— start —

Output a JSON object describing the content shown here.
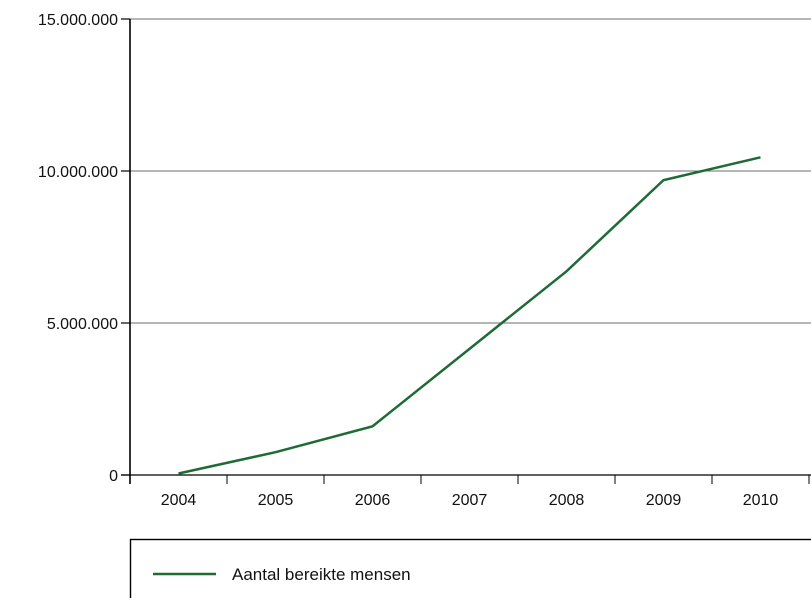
{
  "chart_data": {
    "type": "line",
    "title": "",
    "xlabel": "",
    "ylabel": "",
    "categories": [
      "2004",
      "2005",
      "2006",
      "2007",
      "2008",
      "2009",
      "2010"
    ],
    "x": [
      2004,
      2005,
      2006,
      2007,
      2008,
      2009,
      2010
    ],
    "series": [
      {
        "name": "Aantal bereikte mensen",
        "color": "#1e6b35",
        "values": [
          50000,
          750000,
          1600000,
          4150000,
          6700000,
          9700000,
          10450000
        ]
      }
    ],
    "ylim": [
      0,
      15000000
    ],
    "yticks": [
      0,
      5000000,
      10000000,
      15000000
    ],
    "ytick_labels": [
      "0",
      "5.000.000",
      "10.000.000",
      "15.000.000"
    ],
    "grid": "horizontal",
    "legend_position": "bottom"
  }
}
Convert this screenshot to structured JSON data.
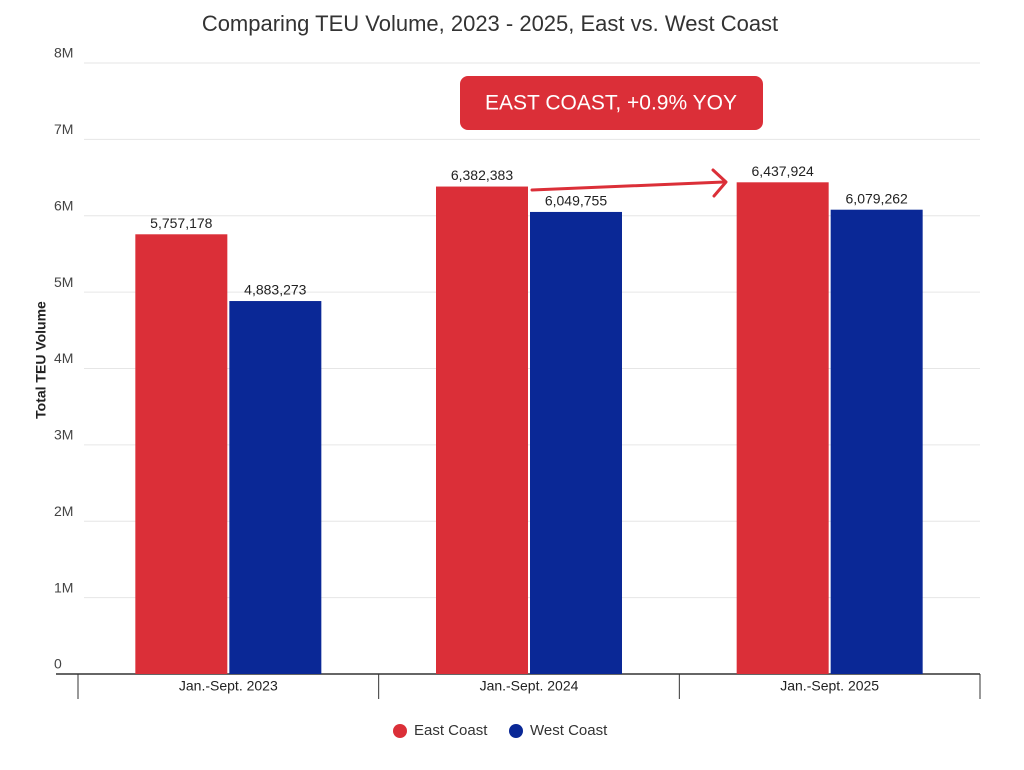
{
  "chart_data": {
    "type": "bar",
    "title": "Comparing TEU Volume, 2023 - 2025, East vs. West Coast",
    "y_label": "Total TEU Volume",
    "annotation": "EAST COAST, +0.9% YOY",
    "categories": [
      "Jan.-Sept. 2023",
      "Jan.-Sept. 2024",
      "Jan.-Sept. 2025"
    ],
    "series": [
      {
        "name": "East Coast",
        "color": "#db2f38",
        "values": [
          5757178,
          6382383,
          6437924
        ],
        "value_labels": [
          "5,757,178",
          "6,382,383",
          "6,437,924"
        ]
      },
      {
        "name": "West Coast",
        "color": "#0a2896",
        "values": [
          4883273,
          6049755,
          6079262
        ],
        "value_labels": [
          "4,883,273",
          "6,049,755",
          "6,079,262"
        ]
      }
    ],
    "ylim": [
      0,
      8000000
    ],
    "yticks": [
      0,
      {
        "value": 1000000,
        "label": "1M"
      },
      {
        "value": 2000000,
        "label": "2M"
      },
      {
        "value": 3000000,
        "label": "3M"
      },
      {
        "value": 4000000,
        "label": "4M"
      },
      {
        "value": 5000000,
        "label": "5M"
      },
      {
        "value": 6000000,
        "label": "6M"
      },
      {
        "value": 7000000,
        "label": "7M"
      },
      {
        "value": 8000000,
        "label": "8M"
      }
    ],
    "grid": true,
    "legend": "bottom"
  }
}
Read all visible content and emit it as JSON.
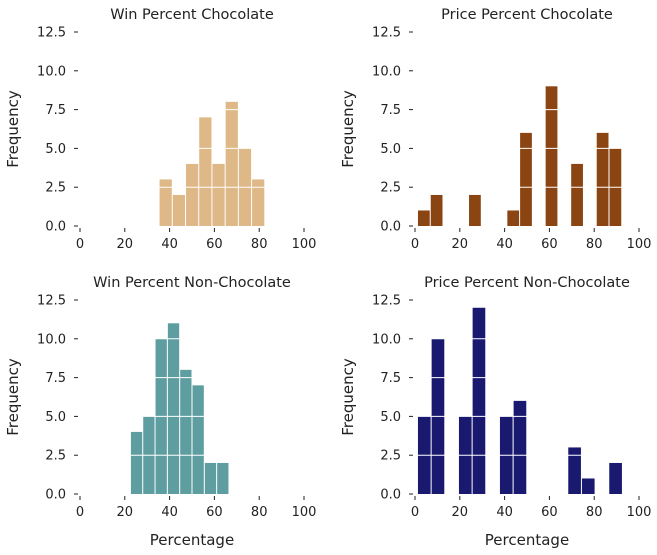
{
  "chart_data": [
    {
      "type": "bar",
      "title": "Win Percent Chocolate",
      "xlabel": "",
      "ylabel": "Frequency",
      "color": "#DEB887",
      "xlim": [
        0,
        100
      ],
      "ylim": [
        0,
        12.5
      ],
      "xticks": [
        0,
        20,
        40,
        60,
        80,
        100
      ],
      "yticks": [
        "0.0",
        "2.5",
        "5.0",
        "7.5",
        "10.0",
        "12.5"
      ],
      "bins": [
        {
          "x0": 35.3,
          "x1": 41.2,
          "count": 3
        },
        {
          "x0": 41.2,
          "x1": 47.1,
          "count": 2
        },
        {
          "x0": 47.1,
          "x1": 53.0,
          "count": 4
        },
        {
          "x0": 53.0,
          "x1": 58.9,
          "count": 7
        },
        {
          "x0": 58.9,
          "x1": 64.8,
          "count": 4
        },
        {
          "x0": 64.8,
          "x1": 70.7,
          "count": 8
        },
        {
          "x0": 70.7,
          "x1": 76.6,
          "count": 5
        },
        {
          "x0": 76.6,
          "x1": 82.5,
          "count": 3
        }
      ]
    },
    {
      "type": "bar",
      "title": "Price Percent Chocolate",
      "xlabel": "",
      "ylabel": "Frequency",
      "color": "#8B4513",
      "xlim": [
        0,
        100
      ],
      "ylim": [
        0,
        12.5
      ],
      "xticks": [
        0,
        20,
        40,
        60,
        80,
        100
      ],
      "yticks": [
        "0.0",
        "2.5",
        "5.0",
        "7.5",
        "10.0",
        "12.5"
      ],
      "bins": [
        {
          "x0": 1.1,
          "x1": 6.8,
          "count": 1
        },
        {
          "x0": 6.8,
          "x1": 12.5,
          "count": 2
        },
        {
          "x0": 12.5,
          "x1": 18.2,
          "count": 0
        },
        {
          "x0": 18.2,
          "x1": 23.9,
          "count": 0
        },
        {
          "x0": 23.9,
          "x1": 29.6,
          "count": 2
        },
        {
          "x0": 29.6,
          "x1": 35.3,
          "count": 0
        },
        {
          "x0": 35.3,
          "x1": 41.0,
          "count": 0
        },
        {
          "x0": 41.0,
          "x1": 46.7,
          "count": 1
        },
        {
          "x0": 46.7,
          "x1": 52.4,
          "count": 6
        },
        {
          "x0": 52.4,
          "x1": 58.1,
          "count": 0
        },
        {
          "x0": 58.1,
          "x1": 63.8,
          "count": 9
        },
        {
          "x0": 63.8,
          "x1": 69.5,
          "count": 0
        },
        {
          "x0": 69.5,
          "x1": 75.2,
          "count": 4
        },
        {
          "x0": 75.2,
          "x1": 80.9,
          "count": 0
        },
        {
          "x0": 80.9,
          "x1": 86.6,
          "count": 6
        },
        {
          "x0": 86.6,
          "x1": 92.3,
          "count": 5
        }
      ]
    },
    {
      "type": "bar",
      "title": "Win Percent Non-Chocolate",
      "xlabel": "Percentage",
      "ylabel": "Frequency",
      "color": "#5F9EA0",
      "xlim": [
        0,
        100
      ],
      "ylim": [
        0,
        12.5
      ],
      "xticks": [
        0,
        20,
        40,
        60,
        80,
        100
      ],
      "yticks": [
        "0.0",
        "2.5",
        "5.0",
        "7.5",
        "10.0",
        "12.5"
      ],
      "bins": [
        {
          "x0": 22.5,
          "x1": 28.0,
          "count": 4
        },
        {
          "x0": 28.0,
          "x1": 33.5,
          "count": 5
        },
        {
          "x0": 33.5,
          "x1": 39.0,
          "count": 10
        },
        {
          "x0": 39.0,
          "x1": 44.5,
          "count": 11
        },
        {
          "x0": 44.5,
          "x1": 50.0,
          "count": 8
        },
        {
          "x0": 50.0,
          "x1": 55.5,
          "count": 7
        },
        {
          "x0": 55.5,
          "x1": 61.0,
          "count": 2
        },
        {
          "x0": 61.0,
          "x1": 66.5,
          "count": 2
        }
      ]
    },
    {
      "type": "bar",
      "title": "Price Percent Non-Chocolate",
      "xlabel": "Percentage",
      "ylabel": "Frequency",
      "color": "#191970",
      "xlim": [
        0,
        100
      ],
      "ylim": [
        0,
        12.5
      ],
      "xticks": [
        0,
        20,
        40,
        60,
        80,
        100
      ],
      "yticks": [
        "0.0",
        "2.5",
        "5.0",
        "7.5",
        "10.0",
        "12.5"
      ],
      "bins": [
        {
          "x0": 1.1,
          "x1": 7.2,
          "count": 5
        },
        {
          "x0": 7.2,
          "x1": 13.3,
          "count": 10
        },
        {
          "x0": 13.3,
          "x1": 19.4,
          "count": 0
        },
        {
          "x0": 19.4,
          "x1": 25.5,
          "count": 5
        },
        {
          "x0": 25.5,
          "x1": 31.6,
          "count": 12
        },
        {
          "x0": 31.6,
          "x1": 37.7,
          "count": 0
        },
        {
          "x0": 37.7,
          "x1": 43.8,
          "count": 5
        },
        {
          "x0": 43.8,
          "x1": 49.9,
          "count": 6
        },
        {
          "x0": 49.9,
          "x1": 56.0,
          "count": 0
        },
        {
          "x0": 56.0,
          "x1": 62.1,
          "count": 0
        },
        {
          "x0": 62.1,
          "x1": 68.2,
          "count": 0
        },
        {
          "x0": 68.2,
          "x1": 74.3,
          "count": 3
        },
        {
          "x0": 74.3,
          "x1": 80.4,
          "count": 1
        },
        {
          "x0": 80.4,
          "x1": 86.5,
          "count": 0
        },
        {
          "x0": 86.5,
          "x1": 92.6,
          "count": 2
        }
      ]
    }
  ]
}
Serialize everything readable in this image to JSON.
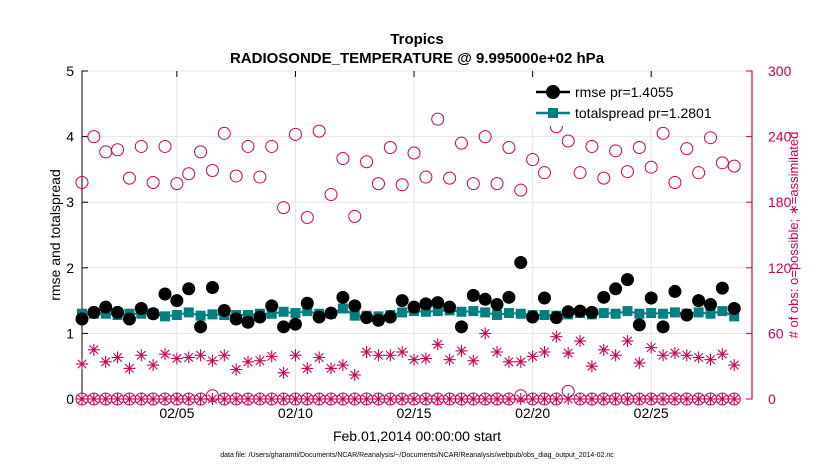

— end —

● PROBLEM DESCRIPTION
Which lines include "Price"? Copy each of them out.

● ANSWER TO THE PROBLEM
      "title": "Price Percent Chocolate",
      "title": "Price Percent Non-Chocolate",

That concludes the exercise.